* Exercise prompt *
Listed below are entries; give the number of lines among them that include "existing", and only that number.

* Given records *
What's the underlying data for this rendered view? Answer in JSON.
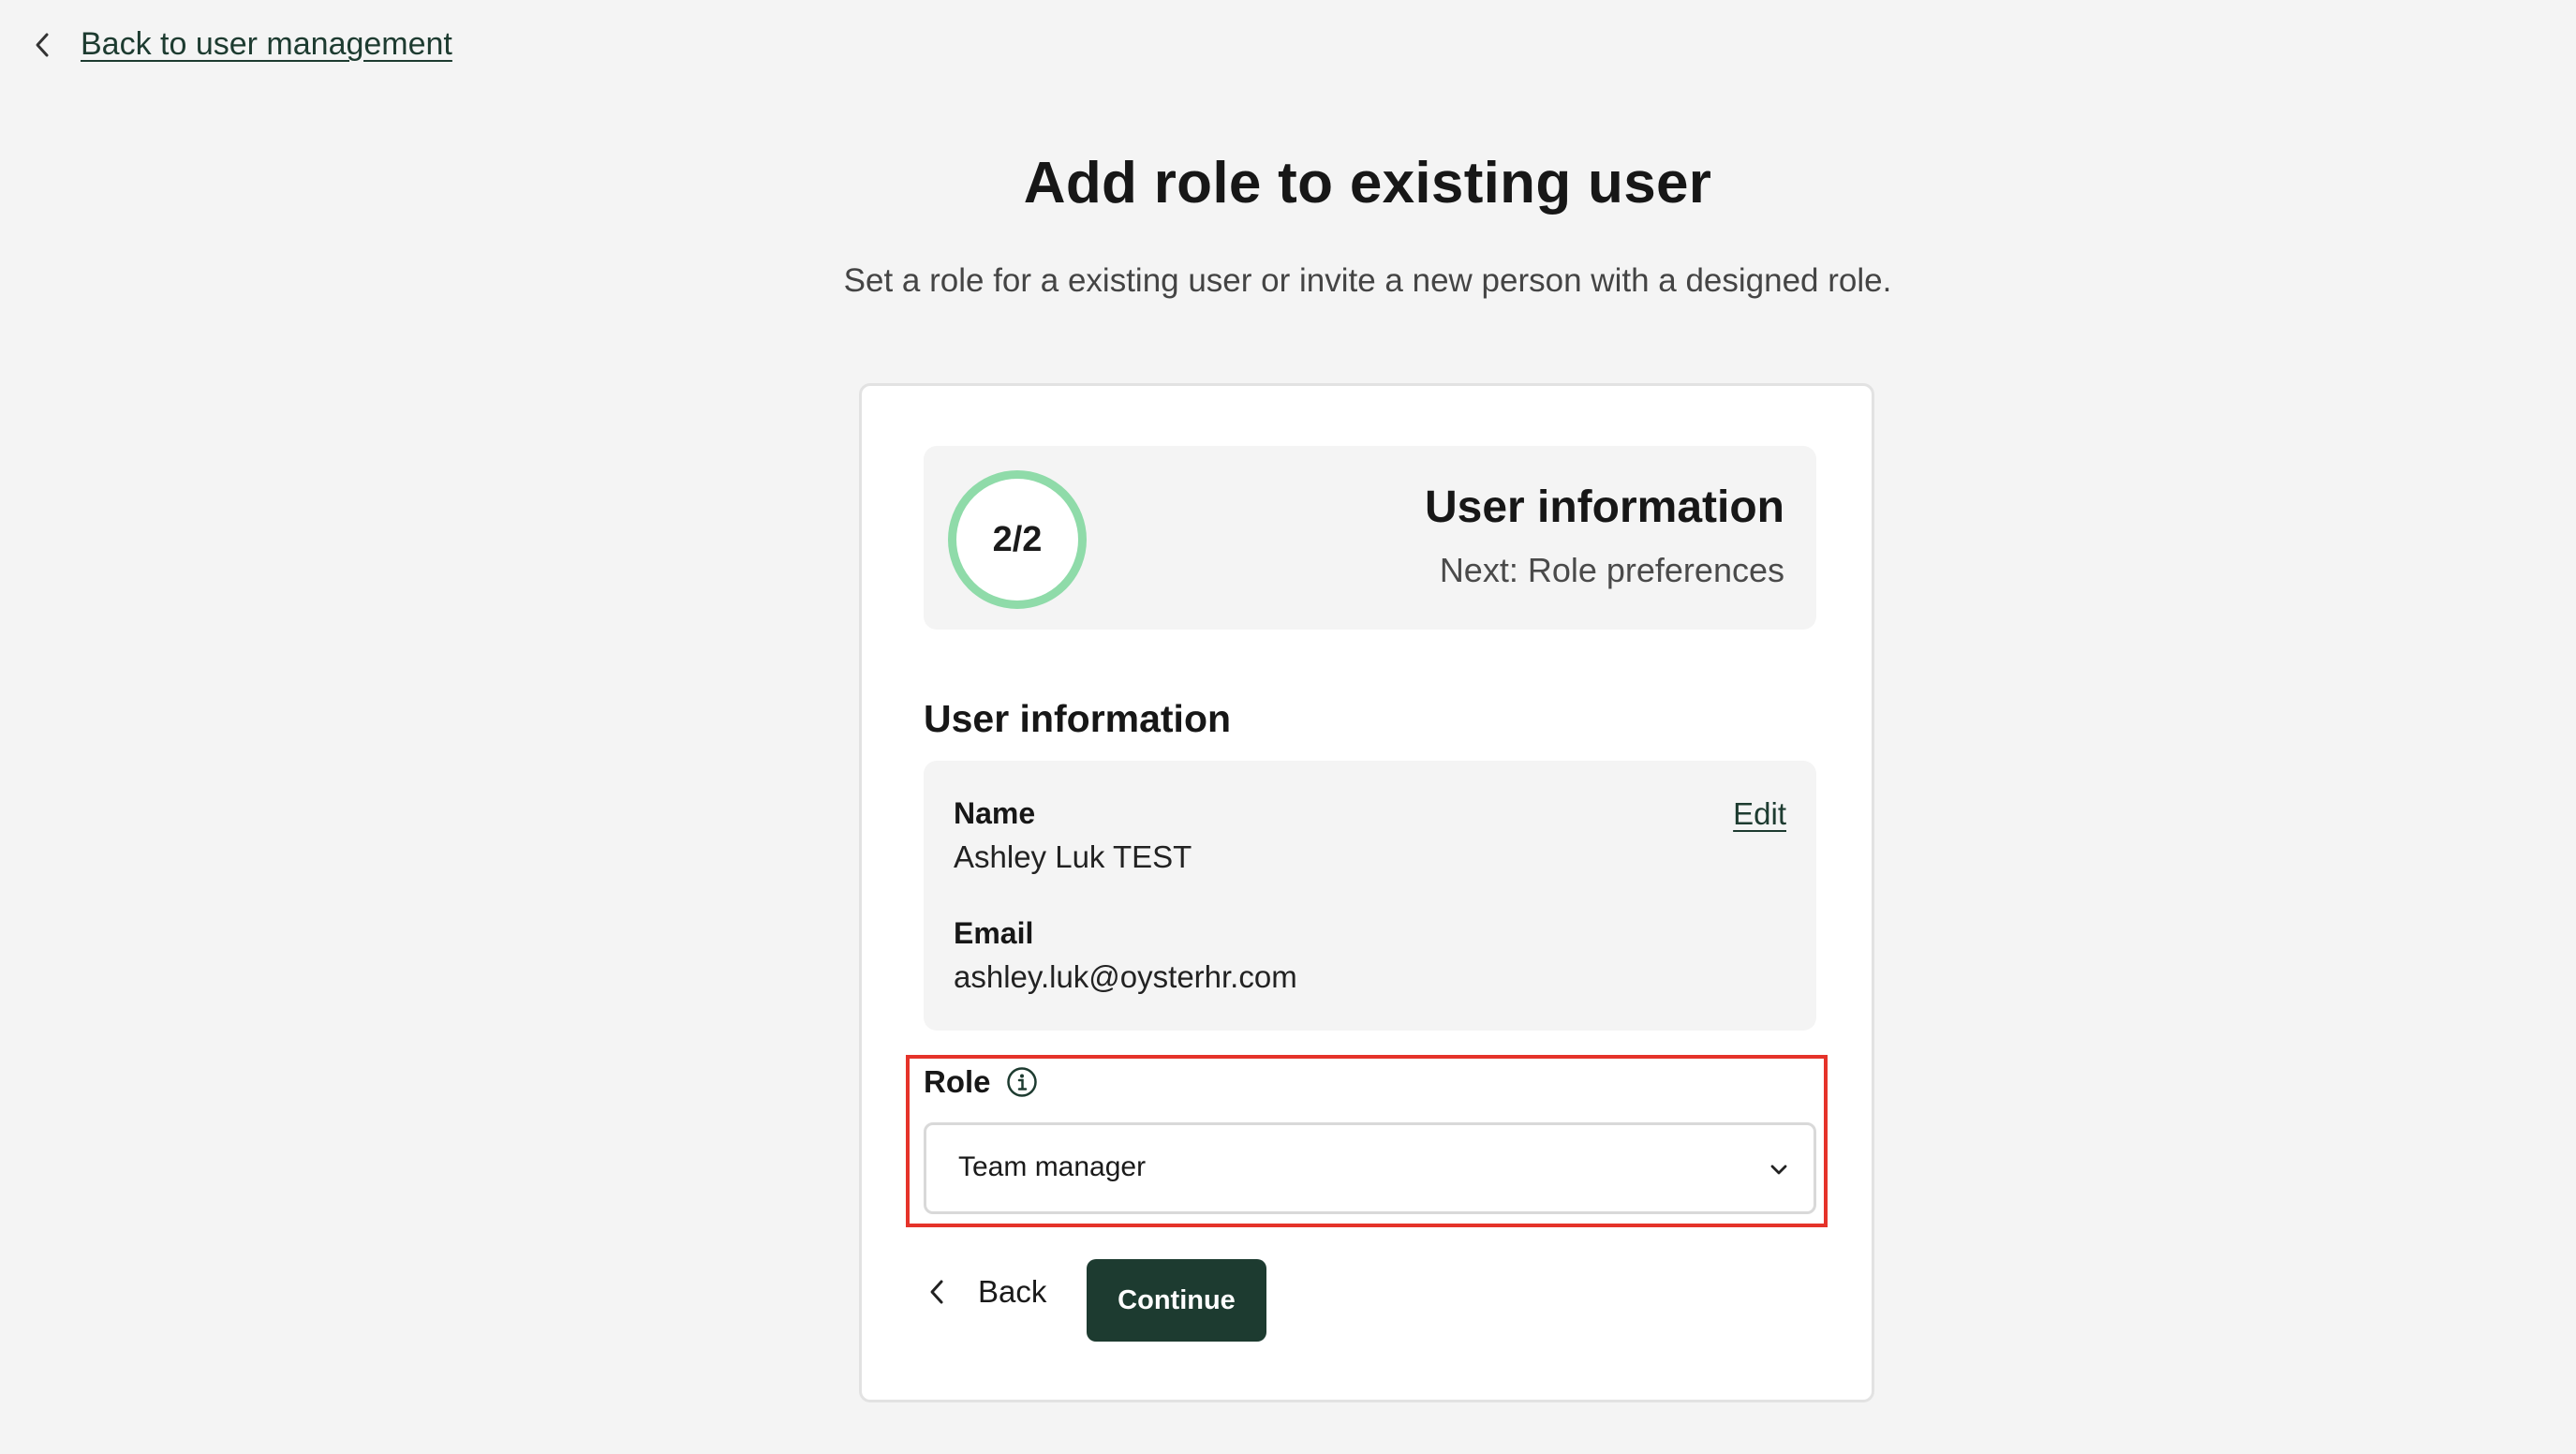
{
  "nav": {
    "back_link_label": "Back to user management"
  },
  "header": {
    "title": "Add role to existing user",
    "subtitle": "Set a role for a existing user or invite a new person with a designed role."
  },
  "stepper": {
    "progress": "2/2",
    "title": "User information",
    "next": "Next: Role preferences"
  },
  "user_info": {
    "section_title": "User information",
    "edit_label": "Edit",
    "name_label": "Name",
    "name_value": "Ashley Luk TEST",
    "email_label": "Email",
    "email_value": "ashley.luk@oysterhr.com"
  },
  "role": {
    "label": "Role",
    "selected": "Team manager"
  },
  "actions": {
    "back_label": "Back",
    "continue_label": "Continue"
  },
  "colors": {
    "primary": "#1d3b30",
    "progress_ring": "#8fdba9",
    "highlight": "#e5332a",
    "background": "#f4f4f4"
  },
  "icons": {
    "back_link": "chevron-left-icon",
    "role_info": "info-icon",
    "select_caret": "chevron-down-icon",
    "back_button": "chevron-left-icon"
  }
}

...

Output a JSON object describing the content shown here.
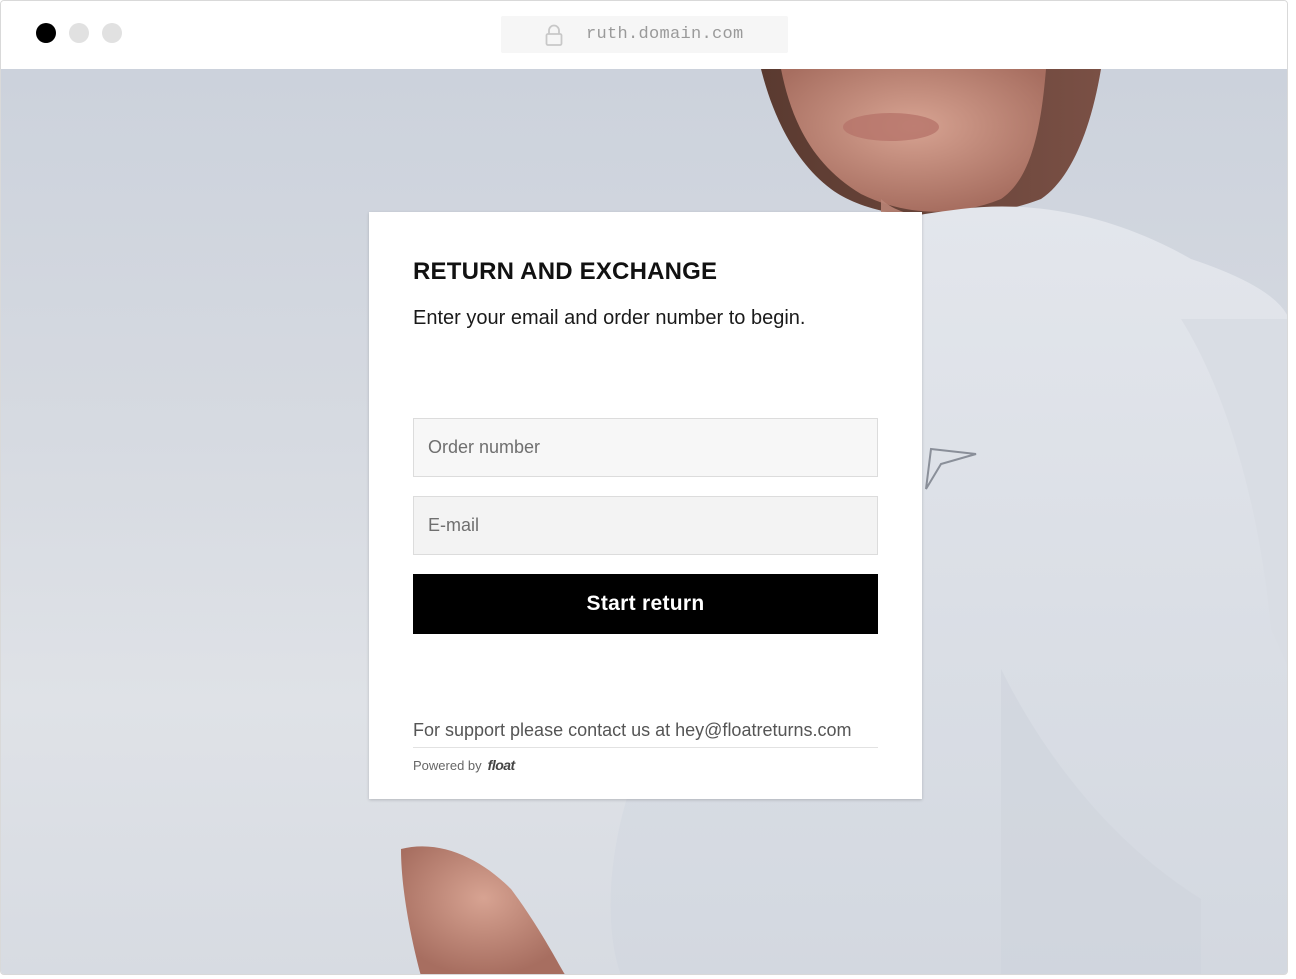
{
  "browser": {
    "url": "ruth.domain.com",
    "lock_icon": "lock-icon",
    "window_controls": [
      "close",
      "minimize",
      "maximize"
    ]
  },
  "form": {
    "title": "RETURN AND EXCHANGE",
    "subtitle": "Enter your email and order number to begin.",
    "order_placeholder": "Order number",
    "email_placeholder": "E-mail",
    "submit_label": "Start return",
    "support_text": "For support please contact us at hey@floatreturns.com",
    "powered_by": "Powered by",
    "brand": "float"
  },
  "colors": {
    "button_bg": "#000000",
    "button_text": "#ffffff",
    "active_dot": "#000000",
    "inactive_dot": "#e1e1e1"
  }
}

* Complete response *
2